Given request:
Sift the material for lines containing "image", and return them.

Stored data

◇ ◇ ◇

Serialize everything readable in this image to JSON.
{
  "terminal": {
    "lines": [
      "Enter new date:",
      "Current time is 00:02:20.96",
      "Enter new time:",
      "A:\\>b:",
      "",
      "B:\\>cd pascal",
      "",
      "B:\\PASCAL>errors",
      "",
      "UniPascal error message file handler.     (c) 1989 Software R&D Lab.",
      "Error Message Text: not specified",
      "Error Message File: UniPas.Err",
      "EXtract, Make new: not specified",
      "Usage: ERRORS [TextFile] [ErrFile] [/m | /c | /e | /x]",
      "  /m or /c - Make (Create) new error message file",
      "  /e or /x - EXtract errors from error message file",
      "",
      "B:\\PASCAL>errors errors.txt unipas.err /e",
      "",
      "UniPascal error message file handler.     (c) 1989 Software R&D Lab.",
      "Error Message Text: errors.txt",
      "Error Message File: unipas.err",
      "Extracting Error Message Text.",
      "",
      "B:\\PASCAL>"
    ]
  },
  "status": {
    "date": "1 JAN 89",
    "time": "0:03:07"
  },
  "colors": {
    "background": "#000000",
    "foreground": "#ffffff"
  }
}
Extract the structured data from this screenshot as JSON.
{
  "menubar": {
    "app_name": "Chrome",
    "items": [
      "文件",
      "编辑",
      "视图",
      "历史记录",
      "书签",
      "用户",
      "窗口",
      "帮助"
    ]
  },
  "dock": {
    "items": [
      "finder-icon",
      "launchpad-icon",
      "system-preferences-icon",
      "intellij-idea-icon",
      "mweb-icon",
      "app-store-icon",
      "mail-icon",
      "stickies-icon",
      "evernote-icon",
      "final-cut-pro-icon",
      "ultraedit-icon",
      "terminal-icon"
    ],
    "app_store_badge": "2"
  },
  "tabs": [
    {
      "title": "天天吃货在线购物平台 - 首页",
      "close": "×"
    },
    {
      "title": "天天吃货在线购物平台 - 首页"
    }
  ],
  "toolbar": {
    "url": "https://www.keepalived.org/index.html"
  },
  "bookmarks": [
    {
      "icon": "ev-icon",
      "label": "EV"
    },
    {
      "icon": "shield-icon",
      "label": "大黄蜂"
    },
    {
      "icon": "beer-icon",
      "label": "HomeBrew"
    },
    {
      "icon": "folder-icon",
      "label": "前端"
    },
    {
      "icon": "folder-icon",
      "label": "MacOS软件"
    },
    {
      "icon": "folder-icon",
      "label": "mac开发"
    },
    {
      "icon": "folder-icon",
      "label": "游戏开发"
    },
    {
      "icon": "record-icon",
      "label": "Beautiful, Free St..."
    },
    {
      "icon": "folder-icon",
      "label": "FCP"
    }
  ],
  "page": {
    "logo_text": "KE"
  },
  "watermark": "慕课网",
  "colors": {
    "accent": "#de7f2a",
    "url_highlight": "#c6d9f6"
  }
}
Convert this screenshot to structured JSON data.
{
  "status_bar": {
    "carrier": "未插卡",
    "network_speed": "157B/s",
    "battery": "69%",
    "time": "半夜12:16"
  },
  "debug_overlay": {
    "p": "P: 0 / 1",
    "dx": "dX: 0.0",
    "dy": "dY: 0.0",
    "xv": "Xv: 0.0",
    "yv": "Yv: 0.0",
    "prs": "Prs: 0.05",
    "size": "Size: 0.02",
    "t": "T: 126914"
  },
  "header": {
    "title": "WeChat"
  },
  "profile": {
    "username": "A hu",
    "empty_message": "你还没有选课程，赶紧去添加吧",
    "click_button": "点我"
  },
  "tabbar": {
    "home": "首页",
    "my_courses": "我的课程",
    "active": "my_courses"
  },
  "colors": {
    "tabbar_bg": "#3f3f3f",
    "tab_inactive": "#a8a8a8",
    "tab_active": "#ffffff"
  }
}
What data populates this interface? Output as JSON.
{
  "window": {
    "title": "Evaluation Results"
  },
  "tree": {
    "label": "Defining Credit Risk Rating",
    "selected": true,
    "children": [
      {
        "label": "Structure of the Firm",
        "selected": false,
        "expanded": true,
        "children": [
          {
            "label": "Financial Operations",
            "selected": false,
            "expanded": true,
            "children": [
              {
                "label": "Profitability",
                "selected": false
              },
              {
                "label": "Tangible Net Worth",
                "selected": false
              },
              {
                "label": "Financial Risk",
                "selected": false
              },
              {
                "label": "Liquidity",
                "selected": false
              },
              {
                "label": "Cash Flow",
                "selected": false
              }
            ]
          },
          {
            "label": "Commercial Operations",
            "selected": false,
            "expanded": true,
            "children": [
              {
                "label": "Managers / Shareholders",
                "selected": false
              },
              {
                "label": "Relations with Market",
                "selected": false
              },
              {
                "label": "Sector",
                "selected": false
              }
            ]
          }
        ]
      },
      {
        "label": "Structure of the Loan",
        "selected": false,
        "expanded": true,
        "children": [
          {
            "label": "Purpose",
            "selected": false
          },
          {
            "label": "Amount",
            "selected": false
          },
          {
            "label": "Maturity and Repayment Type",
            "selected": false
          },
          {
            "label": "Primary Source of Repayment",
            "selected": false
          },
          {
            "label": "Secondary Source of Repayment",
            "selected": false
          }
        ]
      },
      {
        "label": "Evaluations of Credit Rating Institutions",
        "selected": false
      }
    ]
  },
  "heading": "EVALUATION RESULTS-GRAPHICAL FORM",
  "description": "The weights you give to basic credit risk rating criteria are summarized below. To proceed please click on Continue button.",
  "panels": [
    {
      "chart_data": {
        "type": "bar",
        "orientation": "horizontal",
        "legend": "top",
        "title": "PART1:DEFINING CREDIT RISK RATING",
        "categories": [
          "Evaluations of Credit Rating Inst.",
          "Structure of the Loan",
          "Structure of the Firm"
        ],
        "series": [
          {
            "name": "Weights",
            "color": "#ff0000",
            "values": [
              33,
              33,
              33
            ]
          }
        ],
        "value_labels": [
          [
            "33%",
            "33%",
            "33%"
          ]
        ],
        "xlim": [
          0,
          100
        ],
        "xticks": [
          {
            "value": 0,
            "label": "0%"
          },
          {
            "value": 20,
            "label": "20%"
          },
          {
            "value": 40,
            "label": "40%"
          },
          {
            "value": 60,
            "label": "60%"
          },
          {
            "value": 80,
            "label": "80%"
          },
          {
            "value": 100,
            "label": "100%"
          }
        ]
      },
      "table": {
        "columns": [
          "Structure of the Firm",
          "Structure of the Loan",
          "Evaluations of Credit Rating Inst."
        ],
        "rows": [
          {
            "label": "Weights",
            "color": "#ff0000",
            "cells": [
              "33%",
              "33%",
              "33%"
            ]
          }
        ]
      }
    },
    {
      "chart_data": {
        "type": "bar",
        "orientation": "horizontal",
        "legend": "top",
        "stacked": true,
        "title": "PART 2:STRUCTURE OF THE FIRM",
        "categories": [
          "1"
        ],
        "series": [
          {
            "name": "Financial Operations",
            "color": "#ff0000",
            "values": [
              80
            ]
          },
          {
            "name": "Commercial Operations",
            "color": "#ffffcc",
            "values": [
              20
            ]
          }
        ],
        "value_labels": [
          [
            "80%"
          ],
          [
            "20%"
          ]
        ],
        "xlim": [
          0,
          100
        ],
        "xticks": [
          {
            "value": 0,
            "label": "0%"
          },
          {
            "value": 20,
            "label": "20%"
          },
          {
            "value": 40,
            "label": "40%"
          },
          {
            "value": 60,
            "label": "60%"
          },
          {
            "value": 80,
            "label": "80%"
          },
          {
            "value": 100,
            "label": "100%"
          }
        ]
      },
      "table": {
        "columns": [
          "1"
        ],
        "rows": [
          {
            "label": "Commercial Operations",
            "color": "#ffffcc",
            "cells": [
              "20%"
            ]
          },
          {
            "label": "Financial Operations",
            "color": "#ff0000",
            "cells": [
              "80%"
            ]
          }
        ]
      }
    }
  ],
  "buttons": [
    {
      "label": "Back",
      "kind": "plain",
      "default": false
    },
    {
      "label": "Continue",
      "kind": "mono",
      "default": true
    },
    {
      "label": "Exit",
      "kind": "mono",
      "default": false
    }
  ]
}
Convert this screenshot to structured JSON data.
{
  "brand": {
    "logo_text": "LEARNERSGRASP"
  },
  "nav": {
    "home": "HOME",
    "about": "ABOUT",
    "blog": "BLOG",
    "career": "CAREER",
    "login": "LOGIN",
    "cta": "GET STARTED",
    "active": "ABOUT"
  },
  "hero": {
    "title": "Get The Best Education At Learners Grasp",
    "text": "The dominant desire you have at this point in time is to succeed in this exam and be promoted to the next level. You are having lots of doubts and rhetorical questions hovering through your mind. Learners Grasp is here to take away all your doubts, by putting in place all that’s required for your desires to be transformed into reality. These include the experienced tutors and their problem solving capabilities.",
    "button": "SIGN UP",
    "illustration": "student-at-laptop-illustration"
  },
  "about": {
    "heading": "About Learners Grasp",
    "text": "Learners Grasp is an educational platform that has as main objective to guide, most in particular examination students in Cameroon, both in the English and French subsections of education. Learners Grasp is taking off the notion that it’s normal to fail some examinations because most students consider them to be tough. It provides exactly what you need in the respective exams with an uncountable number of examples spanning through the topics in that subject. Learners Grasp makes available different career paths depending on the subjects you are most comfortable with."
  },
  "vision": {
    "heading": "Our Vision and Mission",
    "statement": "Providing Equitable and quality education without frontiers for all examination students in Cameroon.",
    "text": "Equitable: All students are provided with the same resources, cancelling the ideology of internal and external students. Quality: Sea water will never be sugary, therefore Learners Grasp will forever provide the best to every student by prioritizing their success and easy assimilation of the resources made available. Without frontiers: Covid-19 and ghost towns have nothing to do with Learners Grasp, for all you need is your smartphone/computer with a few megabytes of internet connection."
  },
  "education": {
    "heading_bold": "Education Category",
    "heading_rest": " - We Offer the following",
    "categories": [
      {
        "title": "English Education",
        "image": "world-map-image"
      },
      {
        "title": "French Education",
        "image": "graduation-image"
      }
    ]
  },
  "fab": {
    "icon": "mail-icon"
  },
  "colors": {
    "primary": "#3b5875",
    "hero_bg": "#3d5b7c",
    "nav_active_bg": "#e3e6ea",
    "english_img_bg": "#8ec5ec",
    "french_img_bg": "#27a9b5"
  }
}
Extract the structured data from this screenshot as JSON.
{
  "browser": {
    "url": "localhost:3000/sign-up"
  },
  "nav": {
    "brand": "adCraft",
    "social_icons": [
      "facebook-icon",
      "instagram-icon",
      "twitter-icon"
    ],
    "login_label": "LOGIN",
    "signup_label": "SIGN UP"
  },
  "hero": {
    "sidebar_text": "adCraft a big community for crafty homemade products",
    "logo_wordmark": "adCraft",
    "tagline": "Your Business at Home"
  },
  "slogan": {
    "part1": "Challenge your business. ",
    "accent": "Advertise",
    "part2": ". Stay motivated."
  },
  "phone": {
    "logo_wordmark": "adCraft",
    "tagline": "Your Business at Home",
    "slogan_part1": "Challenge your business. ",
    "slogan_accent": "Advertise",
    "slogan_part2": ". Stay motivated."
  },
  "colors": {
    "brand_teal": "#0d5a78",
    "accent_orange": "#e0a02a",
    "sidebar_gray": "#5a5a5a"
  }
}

◇ ◇ ◇

The completed task:
Serialize everything readable in this image to JSON.
        "image": "world-map-image"
        "image": "graduation-image"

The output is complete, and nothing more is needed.